**WORK INSTRUCTIONS**
Your task is to copy every line of the entries that contains "have".

**DATA FOR THIS EXERCISE**
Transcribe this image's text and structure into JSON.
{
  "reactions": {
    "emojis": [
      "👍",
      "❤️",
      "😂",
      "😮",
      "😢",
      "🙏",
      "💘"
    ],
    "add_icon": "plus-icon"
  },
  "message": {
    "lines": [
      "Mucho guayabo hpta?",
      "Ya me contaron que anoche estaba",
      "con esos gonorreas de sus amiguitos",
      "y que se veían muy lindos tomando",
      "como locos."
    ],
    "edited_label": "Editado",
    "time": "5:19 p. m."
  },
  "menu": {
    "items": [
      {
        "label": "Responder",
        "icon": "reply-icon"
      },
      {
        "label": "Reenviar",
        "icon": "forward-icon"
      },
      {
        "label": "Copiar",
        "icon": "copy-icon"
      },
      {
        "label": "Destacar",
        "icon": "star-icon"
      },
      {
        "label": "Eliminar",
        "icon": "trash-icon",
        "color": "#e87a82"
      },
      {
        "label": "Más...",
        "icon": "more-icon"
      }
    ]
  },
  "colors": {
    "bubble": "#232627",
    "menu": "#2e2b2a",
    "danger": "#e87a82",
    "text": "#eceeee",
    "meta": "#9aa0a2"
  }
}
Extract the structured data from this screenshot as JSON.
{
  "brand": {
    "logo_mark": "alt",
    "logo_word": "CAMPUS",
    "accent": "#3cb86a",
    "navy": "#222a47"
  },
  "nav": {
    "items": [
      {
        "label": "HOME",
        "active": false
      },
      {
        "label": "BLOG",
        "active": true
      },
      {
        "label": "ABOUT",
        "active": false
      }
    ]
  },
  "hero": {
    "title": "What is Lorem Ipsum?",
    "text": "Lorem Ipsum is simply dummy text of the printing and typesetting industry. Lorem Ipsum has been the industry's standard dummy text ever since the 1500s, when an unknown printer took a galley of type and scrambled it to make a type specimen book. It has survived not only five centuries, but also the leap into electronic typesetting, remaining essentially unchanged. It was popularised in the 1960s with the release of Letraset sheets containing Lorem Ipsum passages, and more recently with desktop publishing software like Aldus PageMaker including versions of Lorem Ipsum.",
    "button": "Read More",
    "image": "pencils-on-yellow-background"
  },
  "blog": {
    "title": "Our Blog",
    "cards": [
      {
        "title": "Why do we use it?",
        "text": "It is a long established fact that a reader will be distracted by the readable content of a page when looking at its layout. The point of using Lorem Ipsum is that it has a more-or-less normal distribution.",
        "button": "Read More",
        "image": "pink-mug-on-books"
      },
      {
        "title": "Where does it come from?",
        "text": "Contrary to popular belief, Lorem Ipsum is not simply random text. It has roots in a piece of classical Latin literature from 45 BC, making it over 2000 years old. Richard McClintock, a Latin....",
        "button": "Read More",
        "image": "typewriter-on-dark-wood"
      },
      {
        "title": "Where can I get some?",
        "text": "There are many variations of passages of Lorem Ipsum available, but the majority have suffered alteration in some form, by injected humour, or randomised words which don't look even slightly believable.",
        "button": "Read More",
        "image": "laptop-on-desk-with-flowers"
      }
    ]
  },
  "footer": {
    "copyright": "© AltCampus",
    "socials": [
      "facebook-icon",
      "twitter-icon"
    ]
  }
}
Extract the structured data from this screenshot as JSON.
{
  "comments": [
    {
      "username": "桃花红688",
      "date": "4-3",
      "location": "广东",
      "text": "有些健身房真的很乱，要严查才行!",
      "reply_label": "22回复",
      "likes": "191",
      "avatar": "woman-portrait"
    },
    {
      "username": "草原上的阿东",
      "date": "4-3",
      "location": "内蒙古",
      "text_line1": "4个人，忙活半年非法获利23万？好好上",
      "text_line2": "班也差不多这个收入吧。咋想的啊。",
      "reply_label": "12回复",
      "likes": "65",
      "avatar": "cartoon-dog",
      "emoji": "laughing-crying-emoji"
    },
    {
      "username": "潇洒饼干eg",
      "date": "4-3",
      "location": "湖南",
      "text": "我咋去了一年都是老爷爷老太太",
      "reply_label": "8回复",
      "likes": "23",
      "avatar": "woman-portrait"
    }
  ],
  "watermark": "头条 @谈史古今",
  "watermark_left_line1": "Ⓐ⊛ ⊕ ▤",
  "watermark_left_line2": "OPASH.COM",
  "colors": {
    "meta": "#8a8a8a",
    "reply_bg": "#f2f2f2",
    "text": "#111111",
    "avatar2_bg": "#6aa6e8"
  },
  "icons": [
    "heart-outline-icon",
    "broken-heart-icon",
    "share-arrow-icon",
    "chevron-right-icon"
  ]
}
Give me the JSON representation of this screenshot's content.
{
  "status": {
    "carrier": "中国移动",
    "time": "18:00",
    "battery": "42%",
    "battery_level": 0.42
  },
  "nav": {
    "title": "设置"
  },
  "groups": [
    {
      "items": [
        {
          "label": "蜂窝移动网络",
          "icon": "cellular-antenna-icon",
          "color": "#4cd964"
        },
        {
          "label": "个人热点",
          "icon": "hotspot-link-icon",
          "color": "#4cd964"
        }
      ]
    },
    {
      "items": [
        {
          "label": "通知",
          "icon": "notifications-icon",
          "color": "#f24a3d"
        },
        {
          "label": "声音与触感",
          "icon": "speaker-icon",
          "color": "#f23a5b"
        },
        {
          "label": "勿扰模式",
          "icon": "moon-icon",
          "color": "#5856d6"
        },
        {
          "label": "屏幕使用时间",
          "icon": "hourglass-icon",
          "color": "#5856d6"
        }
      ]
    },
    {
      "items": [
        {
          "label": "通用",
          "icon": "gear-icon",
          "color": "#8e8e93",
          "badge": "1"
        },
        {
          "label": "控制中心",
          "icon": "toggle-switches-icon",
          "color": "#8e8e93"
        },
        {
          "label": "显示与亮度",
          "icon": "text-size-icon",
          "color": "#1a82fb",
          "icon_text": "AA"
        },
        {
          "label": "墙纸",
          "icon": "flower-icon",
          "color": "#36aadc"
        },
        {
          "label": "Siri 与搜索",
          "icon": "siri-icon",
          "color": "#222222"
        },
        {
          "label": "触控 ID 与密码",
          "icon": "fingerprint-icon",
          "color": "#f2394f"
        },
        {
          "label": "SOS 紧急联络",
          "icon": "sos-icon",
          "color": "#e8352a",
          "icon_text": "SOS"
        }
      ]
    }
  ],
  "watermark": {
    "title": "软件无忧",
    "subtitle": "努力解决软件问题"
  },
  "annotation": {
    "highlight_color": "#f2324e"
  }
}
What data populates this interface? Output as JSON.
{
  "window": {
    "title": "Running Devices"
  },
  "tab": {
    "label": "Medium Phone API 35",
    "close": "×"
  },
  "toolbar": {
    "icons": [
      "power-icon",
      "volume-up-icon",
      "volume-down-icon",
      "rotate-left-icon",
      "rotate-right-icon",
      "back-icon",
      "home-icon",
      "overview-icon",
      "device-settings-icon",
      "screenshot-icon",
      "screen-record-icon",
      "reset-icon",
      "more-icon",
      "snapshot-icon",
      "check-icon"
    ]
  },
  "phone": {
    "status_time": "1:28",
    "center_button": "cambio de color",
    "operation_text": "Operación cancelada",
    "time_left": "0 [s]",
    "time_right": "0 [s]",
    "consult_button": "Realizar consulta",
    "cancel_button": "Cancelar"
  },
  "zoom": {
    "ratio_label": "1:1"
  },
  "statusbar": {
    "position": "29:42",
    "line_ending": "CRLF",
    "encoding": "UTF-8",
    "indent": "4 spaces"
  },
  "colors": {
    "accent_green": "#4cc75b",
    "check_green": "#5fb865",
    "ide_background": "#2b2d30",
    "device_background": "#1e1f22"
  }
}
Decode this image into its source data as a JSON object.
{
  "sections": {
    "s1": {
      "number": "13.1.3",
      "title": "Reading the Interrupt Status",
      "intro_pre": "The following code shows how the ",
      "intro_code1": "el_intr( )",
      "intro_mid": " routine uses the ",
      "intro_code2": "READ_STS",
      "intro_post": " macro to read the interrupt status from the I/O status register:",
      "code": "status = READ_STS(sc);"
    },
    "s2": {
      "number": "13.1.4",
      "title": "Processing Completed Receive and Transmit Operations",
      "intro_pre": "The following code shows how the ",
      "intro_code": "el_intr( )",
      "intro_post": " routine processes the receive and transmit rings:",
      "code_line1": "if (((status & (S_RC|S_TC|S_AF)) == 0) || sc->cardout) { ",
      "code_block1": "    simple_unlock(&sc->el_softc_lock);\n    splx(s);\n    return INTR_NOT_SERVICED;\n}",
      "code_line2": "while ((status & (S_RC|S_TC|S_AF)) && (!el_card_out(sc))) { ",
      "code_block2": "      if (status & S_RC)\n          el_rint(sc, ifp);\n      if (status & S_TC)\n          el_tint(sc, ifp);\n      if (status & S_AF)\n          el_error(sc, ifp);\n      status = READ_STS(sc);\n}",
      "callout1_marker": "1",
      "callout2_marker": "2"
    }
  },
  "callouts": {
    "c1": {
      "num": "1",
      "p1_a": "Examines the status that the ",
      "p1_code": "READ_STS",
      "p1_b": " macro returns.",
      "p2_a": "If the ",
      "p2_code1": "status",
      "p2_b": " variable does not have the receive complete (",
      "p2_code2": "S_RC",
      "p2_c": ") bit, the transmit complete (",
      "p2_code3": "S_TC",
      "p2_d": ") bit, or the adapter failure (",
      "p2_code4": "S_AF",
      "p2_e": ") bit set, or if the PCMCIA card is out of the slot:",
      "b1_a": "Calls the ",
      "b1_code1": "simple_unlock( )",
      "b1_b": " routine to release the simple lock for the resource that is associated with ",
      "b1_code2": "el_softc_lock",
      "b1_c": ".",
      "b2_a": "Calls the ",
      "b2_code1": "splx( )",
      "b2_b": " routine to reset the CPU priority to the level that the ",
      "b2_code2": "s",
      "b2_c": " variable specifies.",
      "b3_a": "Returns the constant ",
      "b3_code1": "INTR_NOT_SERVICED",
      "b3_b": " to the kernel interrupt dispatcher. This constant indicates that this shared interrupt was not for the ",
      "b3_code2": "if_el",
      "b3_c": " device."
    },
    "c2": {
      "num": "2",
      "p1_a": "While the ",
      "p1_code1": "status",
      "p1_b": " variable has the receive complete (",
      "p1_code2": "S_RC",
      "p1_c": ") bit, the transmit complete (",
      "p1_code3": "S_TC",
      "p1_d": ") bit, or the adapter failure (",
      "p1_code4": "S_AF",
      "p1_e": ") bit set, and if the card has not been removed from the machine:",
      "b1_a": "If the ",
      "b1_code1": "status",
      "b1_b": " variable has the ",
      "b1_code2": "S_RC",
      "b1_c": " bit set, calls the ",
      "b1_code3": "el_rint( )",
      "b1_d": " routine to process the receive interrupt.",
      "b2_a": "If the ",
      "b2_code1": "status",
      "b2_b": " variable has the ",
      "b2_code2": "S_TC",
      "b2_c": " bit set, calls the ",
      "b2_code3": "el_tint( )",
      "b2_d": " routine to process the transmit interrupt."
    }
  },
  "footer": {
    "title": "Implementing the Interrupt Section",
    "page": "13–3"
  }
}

**RESPONSE BELOW**
        "text": "There are many variations of passages of Lorem Ipsum available, but the majority have suffered alteration in some form, by injected humour, or randomised words which don't look even slightly believable.",
      "p2_b": " variable does not have the receive complete (",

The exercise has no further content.